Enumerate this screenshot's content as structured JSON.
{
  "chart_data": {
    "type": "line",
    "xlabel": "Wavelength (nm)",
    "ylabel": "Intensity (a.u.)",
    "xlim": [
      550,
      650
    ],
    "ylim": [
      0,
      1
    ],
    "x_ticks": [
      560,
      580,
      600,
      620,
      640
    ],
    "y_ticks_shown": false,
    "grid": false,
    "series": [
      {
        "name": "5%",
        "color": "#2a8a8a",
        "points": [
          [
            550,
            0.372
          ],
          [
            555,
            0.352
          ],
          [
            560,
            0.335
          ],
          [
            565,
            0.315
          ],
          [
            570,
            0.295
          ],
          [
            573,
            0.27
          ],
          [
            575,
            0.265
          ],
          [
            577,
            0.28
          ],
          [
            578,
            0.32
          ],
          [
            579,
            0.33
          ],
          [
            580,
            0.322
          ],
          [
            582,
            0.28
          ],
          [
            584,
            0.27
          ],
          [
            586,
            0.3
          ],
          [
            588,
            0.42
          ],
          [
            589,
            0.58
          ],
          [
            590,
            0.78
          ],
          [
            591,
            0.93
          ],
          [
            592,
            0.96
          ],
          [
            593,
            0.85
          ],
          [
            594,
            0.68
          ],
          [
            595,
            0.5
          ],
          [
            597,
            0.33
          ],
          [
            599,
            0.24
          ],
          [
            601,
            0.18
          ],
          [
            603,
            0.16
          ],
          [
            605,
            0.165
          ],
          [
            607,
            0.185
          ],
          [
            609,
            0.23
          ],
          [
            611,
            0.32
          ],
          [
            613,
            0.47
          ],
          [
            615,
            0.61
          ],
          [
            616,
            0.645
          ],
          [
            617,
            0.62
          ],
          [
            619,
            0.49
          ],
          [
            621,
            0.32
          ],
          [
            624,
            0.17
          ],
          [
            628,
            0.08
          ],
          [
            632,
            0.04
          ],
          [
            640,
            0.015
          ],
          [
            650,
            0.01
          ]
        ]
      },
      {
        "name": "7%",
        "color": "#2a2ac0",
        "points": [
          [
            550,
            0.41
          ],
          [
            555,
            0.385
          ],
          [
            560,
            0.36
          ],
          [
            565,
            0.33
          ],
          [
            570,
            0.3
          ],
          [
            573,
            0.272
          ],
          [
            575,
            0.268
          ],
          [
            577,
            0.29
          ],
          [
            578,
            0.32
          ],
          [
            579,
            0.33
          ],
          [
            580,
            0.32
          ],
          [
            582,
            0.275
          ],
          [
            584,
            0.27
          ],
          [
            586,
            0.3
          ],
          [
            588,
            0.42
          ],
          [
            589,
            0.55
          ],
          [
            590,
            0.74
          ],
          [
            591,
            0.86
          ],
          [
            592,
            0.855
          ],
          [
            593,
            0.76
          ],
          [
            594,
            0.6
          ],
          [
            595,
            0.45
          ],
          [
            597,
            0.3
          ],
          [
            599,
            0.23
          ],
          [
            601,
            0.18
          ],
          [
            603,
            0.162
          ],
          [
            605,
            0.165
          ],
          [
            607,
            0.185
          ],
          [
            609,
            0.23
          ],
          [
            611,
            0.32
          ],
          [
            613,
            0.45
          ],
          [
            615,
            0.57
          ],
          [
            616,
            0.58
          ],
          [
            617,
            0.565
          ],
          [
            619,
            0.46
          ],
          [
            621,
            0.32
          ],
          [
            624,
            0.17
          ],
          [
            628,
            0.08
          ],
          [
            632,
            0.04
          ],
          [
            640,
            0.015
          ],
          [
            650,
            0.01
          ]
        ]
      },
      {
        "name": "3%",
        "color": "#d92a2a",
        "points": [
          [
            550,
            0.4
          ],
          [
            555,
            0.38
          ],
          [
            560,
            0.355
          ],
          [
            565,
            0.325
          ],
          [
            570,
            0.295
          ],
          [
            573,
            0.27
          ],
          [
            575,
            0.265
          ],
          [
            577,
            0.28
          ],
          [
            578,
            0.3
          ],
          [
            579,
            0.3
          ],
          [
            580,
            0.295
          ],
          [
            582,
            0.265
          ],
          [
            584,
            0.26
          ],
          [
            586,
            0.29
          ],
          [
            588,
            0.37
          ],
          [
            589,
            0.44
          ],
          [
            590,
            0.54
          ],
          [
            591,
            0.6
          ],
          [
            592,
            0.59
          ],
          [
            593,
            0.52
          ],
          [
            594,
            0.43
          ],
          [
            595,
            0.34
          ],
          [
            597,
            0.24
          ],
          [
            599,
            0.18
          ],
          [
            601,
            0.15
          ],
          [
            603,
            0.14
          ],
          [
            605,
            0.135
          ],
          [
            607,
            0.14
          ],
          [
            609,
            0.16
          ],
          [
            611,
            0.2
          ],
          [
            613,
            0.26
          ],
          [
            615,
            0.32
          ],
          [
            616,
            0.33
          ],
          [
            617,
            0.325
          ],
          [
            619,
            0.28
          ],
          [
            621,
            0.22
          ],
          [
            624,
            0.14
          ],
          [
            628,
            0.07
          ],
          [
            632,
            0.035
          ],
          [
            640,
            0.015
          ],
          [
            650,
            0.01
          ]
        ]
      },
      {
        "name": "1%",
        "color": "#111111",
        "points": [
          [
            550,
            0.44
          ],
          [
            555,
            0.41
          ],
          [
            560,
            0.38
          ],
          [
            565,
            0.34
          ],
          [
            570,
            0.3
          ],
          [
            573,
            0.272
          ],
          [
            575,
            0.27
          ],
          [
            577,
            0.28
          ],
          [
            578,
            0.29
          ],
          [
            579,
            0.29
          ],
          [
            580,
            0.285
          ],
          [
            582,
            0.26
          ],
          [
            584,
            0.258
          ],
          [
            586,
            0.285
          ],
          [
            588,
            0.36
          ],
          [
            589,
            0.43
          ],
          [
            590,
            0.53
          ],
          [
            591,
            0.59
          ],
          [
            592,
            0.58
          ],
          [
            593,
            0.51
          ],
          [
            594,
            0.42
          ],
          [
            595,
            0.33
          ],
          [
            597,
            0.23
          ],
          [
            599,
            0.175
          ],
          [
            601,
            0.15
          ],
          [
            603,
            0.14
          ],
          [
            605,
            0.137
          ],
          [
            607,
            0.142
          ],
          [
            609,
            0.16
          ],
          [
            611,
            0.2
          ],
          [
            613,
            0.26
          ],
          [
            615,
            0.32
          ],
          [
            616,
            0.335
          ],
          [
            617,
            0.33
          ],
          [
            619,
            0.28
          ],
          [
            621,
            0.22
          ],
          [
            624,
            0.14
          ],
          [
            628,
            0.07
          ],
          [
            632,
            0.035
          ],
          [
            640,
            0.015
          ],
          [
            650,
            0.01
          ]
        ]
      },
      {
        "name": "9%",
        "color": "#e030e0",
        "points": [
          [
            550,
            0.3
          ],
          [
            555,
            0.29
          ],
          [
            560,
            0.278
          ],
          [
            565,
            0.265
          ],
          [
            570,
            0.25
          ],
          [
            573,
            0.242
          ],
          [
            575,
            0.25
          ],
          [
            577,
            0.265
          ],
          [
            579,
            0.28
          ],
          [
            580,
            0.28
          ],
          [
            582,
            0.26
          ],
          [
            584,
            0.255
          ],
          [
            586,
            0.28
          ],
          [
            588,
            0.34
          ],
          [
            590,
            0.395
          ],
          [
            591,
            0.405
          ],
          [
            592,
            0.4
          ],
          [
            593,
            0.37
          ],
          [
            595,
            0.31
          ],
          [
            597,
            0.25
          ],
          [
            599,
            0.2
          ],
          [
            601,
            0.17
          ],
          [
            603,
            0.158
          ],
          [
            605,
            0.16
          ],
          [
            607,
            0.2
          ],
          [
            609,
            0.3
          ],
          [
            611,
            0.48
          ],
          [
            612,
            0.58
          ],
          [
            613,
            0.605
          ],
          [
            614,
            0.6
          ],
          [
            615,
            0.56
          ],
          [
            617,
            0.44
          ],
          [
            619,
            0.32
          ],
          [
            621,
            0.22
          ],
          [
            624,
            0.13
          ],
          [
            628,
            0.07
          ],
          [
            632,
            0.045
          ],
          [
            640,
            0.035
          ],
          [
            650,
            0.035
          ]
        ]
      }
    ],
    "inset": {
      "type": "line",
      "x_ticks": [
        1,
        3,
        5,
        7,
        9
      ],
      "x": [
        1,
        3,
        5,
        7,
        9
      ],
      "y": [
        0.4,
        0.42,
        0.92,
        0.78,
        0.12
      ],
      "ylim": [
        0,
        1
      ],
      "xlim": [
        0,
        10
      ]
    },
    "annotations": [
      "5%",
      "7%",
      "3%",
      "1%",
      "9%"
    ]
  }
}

Exercise objective: Check each line of the data above for the string "color", then report how many lines have it, with no other words.

Worked solution: 5